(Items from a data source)
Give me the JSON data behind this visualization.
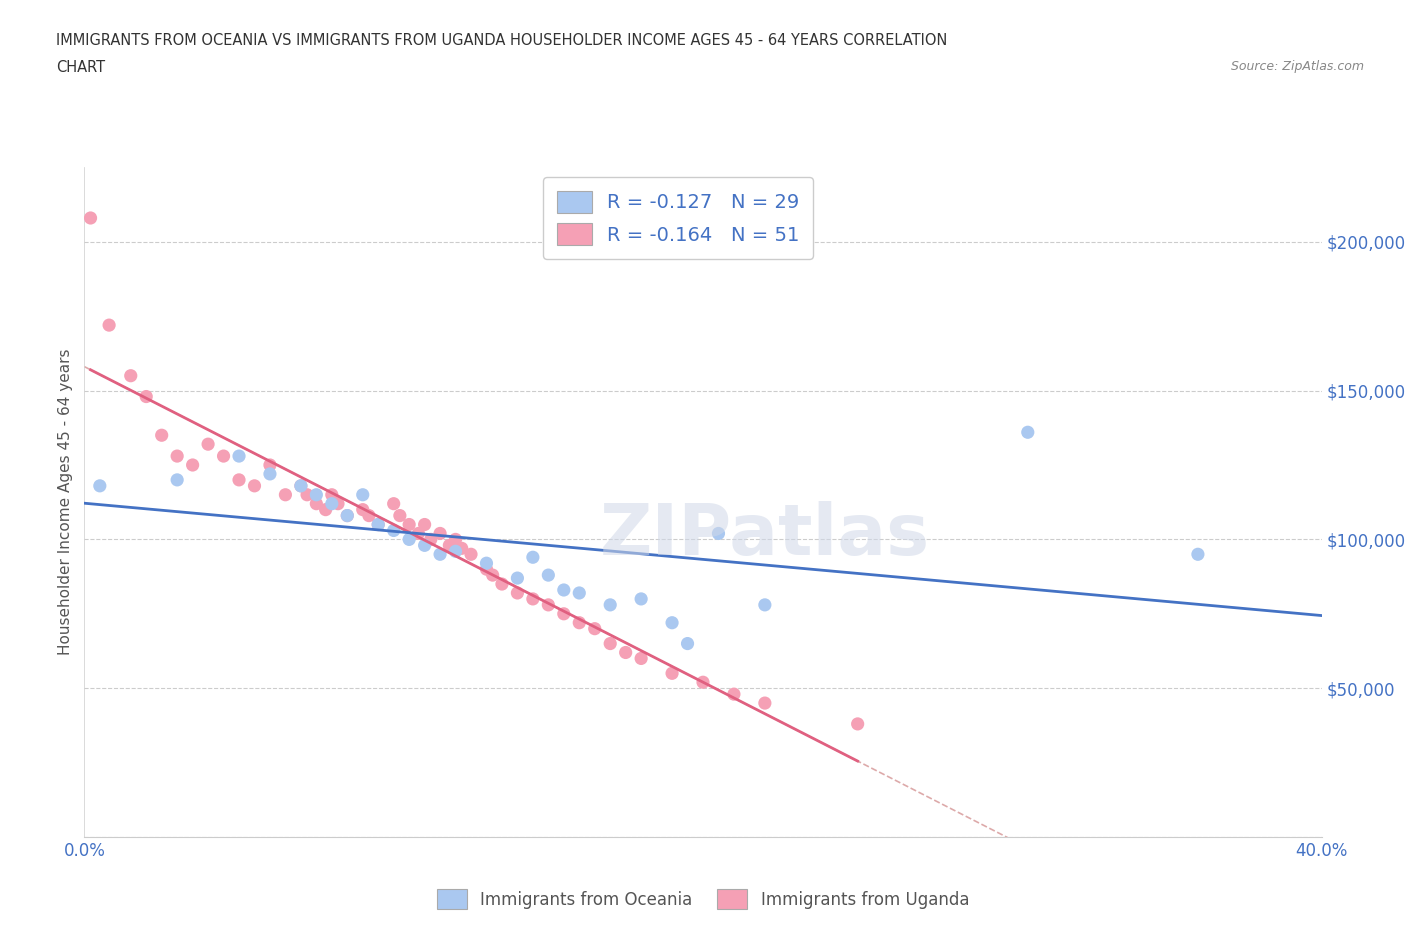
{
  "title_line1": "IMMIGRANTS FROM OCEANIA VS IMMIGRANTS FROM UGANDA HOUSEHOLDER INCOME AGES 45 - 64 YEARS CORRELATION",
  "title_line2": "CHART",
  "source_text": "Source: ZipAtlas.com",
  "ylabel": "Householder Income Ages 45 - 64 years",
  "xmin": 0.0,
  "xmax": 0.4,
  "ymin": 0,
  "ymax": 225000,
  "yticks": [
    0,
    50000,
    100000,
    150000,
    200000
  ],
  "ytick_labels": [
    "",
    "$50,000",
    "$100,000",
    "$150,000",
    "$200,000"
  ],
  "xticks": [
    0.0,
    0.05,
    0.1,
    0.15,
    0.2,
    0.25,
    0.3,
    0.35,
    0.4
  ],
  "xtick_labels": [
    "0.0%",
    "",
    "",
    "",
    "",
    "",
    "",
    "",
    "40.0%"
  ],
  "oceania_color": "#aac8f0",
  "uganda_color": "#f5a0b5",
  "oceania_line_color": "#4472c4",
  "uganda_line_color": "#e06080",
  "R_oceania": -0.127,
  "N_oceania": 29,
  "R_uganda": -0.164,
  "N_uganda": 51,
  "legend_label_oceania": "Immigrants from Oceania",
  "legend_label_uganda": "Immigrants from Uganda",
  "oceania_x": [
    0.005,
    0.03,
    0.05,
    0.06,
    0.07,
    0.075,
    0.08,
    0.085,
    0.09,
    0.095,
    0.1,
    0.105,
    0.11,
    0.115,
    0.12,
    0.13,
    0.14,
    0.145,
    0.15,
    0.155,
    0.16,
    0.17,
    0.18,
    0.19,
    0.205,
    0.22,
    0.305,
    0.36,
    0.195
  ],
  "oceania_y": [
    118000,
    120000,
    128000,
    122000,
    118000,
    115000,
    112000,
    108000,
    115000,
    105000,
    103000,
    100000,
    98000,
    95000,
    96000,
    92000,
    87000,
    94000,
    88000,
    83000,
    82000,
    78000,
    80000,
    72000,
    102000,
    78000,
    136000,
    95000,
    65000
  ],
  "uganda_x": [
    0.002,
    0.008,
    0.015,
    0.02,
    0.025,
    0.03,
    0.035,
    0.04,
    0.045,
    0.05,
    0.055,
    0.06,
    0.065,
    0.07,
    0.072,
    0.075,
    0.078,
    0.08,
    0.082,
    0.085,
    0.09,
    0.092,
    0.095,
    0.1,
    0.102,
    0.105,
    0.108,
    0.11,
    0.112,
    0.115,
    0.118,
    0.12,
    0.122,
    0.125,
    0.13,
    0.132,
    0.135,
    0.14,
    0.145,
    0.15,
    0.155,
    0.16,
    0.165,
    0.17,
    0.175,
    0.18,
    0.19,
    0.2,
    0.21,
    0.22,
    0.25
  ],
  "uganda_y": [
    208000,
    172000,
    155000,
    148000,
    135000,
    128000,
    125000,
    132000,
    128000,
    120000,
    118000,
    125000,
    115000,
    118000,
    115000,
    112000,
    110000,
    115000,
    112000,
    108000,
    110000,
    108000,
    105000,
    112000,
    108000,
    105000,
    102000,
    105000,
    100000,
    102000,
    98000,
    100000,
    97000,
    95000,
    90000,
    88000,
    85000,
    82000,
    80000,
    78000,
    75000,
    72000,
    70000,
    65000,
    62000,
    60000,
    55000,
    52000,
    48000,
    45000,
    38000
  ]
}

==

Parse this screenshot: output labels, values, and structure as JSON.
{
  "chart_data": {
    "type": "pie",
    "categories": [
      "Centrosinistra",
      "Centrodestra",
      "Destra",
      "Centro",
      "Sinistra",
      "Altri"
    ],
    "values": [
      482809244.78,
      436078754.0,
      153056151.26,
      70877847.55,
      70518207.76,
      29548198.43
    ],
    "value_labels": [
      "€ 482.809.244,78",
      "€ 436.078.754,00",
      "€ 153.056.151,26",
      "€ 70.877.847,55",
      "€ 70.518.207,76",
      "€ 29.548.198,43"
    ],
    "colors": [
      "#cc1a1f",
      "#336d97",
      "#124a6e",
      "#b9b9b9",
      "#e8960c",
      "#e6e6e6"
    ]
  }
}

TASK TO COMPLETE:
Determine how many lines of the material include the string "values". Output only that count.

EXERCISE SOLUTION:
2